*** DATA TO USE

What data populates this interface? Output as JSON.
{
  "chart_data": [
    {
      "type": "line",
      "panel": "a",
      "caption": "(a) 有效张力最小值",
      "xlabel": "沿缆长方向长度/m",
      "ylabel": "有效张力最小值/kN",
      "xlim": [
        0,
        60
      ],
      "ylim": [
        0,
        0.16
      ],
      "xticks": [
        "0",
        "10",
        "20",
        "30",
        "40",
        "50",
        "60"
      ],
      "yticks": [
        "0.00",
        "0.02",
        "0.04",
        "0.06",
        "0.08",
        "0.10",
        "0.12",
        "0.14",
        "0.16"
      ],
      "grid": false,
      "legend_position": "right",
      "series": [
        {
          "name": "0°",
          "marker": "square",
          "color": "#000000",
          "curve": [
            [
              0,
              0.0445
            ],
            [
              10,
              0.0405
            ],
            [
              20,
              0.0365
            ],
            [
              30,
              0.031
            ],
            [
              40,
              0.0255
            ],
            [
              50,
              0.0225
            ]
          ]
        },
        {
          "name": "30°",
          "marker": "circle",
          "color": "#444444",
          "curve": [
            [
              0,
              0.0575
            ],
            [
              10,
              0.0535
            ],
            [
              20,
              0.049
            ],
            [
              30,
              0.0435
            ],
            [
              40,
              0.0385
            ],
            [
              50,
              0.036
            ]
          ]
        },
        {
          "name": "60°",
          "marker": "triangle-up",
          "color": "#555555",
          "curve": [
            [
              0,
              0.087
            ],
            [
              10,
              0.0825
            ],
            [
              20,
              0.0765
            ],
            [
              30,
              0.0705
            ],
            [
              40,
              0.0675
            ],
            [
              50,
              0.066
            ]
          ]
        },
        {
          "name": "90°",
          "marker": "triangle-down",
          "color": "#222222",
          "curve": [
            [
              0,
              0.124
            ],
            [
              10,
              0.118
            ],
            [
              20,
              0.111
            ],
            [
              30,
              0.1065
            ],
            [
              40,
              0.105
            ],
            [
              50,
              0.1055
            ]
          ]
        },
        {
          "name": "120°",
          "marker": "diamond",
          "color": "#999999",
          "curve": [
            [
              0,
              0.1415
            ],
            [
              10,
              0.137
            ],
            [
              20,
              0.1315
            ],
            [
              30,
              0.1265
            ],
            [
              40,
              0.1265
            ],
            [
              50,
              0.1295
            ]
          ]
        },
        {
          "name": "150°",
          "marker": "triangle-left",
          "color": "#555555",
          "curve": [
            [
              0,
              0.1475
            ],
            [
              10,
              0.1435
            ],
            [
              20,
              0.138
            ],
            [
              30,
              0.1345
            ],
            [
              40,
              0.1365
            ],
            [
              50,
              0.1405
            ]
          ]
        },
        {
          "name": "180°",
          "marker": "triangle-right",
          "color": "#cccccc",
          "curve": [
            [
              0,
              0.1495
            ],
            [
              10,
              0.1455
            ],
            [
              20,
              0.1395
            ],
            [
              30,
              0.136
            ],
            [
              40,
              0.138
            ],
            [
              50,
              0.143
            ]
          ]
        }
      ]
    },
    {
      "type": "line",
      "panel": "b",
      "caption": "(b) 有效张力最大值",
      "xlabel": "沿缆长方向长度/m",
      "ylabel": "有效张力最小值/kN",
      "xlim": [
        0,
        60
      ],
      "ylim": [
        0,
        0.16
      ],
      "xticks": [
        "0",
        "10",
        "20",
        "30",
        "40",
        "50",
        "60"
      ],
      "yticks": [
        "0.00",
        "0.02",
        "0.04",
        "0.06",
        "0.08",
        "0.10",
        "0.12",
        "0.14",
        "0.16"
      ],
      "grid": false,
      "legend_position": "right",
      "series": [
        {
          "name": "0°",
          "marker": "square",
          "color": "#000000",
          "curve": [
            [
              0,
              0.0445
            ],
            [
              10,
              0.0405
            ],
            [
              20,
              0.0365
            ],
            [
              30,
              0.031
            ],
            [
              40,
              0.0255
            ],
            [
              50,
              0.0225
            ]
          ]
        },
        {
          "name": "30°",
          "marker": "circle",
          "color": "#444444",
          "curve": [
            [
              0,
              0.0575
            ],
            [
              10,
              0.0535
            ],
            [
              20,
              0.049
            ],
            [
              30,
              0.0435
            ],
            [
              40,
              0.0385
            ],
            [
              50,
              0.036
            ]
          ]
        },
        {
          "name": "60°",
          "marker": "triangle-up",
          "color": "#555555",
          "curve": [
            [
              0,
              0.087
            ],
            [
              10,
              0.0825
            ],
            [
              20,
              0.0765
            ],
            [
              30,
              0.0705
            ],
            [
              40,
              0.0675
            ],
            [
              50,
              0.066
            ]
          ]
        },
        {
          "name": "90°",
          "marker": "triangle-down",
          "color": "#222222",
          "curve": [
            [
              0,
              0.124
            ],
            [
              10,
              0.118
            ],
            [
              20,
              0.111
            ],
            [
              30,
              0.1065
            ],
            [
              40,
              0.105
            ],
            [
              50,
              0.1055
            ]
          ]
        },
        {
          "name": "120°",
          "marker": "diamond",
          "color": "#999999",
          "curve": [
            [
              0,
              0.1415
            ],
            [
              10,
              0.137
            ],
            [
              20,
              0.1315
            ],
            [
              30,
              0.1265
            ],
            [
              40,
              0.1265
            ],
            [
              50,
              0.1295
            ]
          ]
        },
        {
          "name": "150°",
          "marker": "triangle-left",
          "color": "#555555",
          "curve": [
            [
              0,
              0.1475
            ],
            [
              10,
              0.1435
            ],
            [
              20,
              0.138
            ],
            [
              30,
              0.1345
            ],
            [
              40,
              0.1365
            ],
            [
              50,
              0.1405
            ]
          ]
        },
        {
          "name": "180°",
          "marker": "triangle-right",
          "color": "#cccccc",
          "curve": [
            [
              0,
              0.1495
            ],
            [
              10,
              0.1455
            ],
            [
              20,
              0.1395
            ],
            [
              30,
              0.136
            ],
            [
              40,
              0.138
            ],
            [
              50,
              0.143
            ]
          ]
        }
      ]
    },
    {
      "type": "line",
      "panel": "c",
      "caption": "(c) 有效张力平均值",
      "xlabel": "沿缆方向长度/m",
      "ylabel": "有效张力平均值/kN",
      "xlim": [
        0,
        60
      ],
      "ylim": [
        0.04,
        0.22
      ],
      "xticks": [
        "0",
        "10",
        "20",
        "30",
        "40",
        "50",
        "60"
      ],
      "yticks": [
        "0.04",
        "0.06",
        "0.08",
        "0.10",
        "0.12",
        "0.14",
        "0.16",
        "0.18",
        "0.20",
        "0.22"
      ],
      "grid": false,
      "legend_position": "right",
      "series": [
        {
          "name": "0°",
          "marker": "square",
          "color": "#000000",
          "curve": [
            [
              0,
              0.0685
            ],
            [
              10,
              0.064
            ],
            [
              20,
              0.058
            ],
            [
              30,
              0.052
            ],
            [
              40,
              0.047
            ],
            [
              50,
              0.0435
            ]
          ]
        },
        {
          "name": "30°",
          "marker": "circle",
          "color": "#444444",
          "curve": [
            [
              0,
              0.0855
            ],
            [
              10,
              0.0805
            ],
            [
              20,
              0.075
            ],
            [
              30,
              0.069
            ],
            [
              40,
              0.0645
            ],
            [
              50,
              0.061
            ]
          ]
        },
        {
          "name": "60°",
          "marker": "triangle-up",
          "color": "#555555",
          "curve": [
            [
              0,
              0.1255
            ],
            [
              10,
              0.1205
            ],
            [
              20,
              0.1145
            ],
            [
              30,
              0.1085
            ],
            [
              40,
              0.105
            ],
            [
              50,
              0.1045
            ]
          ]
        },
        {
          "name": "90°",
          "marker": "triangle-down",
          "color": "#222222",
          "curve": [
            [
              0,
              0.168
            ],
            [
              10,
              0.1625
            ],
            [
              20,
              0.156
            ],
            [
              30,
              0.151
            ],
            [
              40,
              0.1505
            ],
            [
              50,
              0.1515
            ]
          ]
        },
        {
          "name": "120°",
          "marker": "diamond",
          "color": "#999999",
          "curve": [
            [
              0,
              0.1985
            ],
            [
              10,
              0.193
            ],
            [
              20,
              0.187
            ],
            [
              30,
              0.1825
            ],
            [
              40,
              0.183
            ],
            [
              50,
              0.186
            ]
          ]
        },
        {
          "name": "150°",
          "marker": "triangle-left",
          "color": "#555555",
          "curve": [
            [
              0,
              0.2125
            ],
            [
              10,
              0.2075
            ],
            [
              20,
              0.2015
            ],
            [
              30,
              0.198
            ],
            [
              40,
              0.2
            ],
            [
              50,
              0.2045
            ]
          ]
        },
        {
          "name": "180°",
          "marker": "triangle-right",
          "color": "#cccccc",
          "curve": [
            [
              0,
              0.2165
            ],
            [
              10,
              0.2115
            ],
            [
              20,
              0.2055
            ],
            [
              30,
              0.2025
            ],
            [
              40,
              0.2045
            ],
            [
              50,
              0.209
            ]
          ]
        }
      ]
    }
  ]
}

******

Count the lines of the data that include the string "有效张力平均值", and give only that number.

[EXPECTED ANSWER] 2